→ Prompt: Set down, word for word, the stretch of lines from the one containing "Extract all readable text from this page." to the end of the records below.

→ Records for this exercise:
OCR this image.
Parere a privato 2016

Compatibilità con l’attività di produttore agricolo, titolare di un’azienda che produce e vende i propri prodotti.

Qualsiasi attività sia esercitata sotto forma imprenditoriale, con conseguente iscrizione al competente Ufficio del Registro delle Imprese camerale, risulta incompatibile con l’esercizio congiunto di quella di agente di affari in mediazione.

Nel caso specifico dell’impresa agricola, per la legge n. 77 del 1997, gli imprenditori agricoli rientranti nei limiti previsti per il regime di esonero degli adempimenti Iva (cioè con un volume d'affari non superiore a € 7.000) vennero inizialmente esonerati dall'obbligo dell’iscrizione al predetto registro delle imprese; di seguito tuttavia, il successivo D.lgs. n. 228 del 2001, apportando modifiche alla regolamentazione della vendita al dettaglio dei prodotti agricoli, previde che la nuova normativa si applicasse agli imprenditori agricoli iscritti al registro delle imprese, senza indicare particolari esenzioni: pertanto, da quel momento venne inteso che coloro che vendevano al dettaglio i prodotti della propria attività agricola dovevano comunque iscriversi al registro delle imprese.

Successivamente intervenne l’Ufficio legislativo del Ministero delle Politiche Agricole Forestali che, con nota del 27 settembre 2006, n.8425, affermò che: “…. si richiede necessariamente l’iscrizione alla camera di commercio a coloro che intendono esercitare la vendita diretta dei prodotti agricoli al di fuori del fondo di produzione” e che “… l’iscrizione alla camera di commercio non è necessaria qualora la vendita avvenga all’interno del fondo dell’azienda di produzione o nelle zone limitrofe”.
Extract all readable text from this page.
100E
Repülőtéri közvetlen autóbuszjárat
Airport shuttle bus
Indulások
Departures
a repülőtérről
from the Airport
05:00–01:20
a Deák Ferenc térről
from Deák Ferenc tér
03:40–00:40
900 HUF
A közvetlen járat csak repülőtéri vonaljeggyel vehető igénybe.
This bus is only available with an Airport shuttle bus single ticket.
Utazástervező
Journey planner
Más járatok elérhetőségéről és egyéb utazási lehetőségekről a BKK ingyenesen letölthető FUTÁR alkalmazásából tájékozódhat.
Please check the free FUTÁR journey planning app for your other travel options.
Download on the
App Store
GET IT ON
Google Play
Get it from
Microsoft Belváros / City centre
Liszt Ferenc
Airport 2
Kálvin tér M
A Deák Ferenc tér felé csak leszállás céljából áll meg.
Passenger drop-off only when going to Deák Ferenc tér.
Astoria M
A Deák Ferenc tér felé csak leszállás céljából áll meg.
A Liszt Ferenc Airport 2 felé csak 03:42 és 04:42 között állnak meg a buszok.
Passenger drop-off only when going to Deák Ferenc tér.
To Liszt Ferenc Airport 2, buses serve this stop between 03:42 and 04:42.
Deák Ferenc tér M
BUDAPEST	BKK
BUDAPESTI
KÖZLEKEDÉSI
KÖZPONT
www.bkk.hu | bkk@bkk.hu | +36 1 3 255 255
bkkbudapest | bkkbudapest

→ Task answer:
Extract all readable text from this page.
100E
Repülőtéri közvetlen autóbuszjárat
Airport shuttle bus
Indulások
Departures
a repülőtérről
from the Airport
05:00–01:20
a Deák Ferenc térről
from Deák Ferenc tér
03:40–00:40
900 HUF
A közvetlen járat csak repülőtéri vonaljeggyel vehető igénybe.
This bus is only available with an Airport shuttle bus single ticket.
Utazástervező
Journey planner
Más járatok elérhetőségéről és egyéb utazási lehetőségekről a BKK ingyenesen letölthető FUTÁR alkalmazásából tájékozódhat.
Please check the free FUTÁR journey planning app for your other travel options.
Download on the
App Store
GET IT ON
Google Play
Get it from
Microsoft Belváros / City centre
Liszt Ferenc
Airport 2
Kálvin tér M
A Deák Ferenc tér felé csak leszállás céljából áll meg.
Passenger drop-off only when going to Deák Ferenc tér.
Astoria M
A Deák Ferenc tér felé csak leszállás céljából áll meg.
A Liszt Ferenc Airport 2 felé csak 03:42 és 04:42 között állnak meg a buszok.
Passenger drop-off only when going to Deák Ferenc tér.
To Liszt Ferenc Airport 2, buses serve this stop between 03:42 and 04:42.
Deák Ferenc tér M
BUDAPEST	BKK
BUDAPESTI
KÖZLEKEDÉSI
KÖZPONT
www.bkk.hu | bkk@bkk.hu | +36 1 3 255 255
bkkbudapest | bkkbudapest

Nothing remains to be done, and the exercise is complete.